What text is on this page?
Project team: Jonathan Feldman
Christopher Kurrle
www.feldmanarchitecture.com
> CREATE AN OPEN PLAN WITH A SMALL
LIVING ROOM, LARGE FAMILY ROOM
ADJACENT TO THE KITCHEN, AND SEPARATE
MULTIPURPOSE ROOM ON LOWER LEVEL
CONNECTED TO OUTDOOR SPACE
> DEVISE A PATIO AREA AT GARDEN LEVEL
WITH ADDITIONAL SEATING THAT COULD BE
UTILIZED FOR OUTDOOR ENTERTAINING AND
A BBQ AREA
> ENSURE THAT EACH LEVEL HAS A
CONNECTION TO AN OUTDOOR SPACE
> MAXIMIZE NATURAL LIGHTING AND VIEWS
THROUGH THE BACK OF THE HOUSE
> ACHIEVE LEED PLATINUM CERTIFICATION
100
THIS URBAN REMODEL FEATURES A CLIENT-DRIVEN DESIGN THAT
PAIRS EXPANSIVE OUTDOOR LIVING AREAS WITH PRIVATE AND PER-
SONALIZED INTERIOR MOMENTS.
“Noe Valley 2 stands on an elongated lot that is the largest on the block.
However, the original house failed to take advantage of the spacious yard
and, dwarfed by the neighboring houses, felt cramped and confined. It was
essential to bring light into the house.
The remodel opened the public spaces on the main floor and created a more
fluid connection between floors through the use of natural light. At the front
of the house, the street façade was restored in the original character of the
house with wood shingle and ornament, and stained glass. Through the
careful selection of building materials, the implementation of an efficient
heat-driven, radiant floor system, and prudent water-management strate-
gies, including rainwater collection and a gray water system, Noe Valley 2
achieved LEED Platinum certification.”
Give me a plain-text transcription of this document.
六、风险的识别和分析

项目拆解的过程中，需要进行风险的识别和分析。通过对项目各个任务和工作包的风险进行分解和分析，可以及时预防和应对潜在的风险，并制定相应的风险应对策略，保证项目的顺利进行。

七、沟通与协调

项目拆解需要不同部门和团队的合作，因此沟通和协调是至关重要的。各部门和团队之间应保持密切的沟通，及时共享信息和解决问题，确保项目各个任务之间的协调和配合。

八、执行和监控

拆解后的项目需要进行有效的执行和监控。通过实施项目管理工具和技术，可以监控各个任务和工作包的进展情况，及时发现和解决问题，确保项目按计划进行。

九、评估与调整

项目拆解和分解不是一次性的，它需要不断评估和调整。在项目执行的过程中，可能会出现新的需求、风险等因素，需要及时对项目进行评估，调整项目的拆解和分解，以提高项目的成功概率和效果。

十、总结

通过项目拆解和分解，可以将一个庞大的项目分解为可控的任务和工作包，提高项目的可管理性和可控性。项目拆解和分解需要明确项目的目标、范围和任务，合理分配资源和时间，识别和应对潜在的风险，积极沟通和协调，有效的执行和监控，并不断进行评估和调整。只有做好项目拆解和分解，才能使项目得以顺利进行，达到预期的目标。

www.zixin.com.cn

▶ [Instructions to follow]:
Nothing may be left out: return each entry exactly as it reads.

▶ [Exercise output]:
What text is on this page?
Project team: Jonathan Feldman
Christopher Kurrle
www.feldmanarchitecture.com
> CREATE AN OPEN PLAN WITH A SMALL
LIVING ROOM, LARGE FAMILY ROOM
ADJACENT TO THE KITCHEN, AND SEPARATE
MULTIPURPOSE ROOM ON LOWER LEVEL
CONNECTED TO OUTDOOR SPACE
> DEVISE A PATIO AREA AT GARDEN LEVEL
WITH ADDITIONAL SEATING THAT COULD BE
UTILIZED FOR OUTDOOR ENTERTAINING AND
A BBQ AREA
> ENSURE THAT EACH LEVEL HAS A
CONNECTION TO AN OUTDOOR SPACE
> MAXIMIZE NATURAL LIGHTING AND VIEWS
THROUGH THE BACK OF THE HOUSE
> ACHIEVE LEED PLATINUM CERTIFICATION
100
THIS URBAN REMODEL FEATURES A CLIENT-DRIVEN DESIGN THAT
PAIRS EXPANSIVE OUTDOOR LIVING AREAS WITH PRIVATE AND PER-
SONALIZED INTERIOR MOMENTS.
“Noe Valley 2 stands on an elongated lot that is the largest on the block.
However, the original house failed to take advantage of the spacious yard
and, dwarfed by the neighboring houses, felt cramped and confined. It was
essential to bring light into the house.
The remodel opened the public spaces on the main floor and created a more
fluid connection between floors through the use of natural light. At the front
of the house, the street façade was restored in the original character of the
house with wood shingle and ornament, and stained glass. Through the
careful selection of building materials, the implementation of an efficient
heat-driven, radiant floor system, and prudent water-management strate-
gies, including rainwater collection and a gray water system, Noe Valley 2
achieved LEED Platinum certification.”
Give me a plain-text transcription of this document.
六、风险的识别和分析

项目拆解的过程中，需要进行风险的识别和分析。通过对项目各个任务和工作包的风险进行分解和分析，可以及时预防和应对潜在的风险，并制定相应的风险应对策略，保证项目的顺利进行。

七、沟通与协调

项目拆解需要不同部门和团队的合作，因此沟通和协调是至关重要的。各部门和团队之间应保持密切的沟通，及时共享信息和解决问题，确保项目各个任务之间的协调和配合。

八、执行和监控

拆解后的项目需要进行有效的执行和监控。通过实施项目管理工具和技术，可以监控各个任务和工作包的进展情况，及时发现和解决问题，确保项目按计划进行。

九、评估与调整

项目拆解和分解不是一次性的，它需要不断评估和调整。在项目执行的过程中，可能会出现新的需求、风险等因素，需要及时对项目进行评估，调整项目的拆解和分解，以提高项目的成功概率和效果。

十、总结

通过项目拆解和分解，可以将一个庞大的项目分解为可控的任务和工作包，提高项目的可管理性和可控性。项目拆解和分解需要明确项目的目标、范围和任务，合理分配资源和时间，识别和应对潜在的风险，积极沟通和协调，有效的执行和监控，并不断进行评估和调整。只有做好项目拆解和分解，才能使项目得以顺利进行，达到预期的目标。

www.zixin.com.cn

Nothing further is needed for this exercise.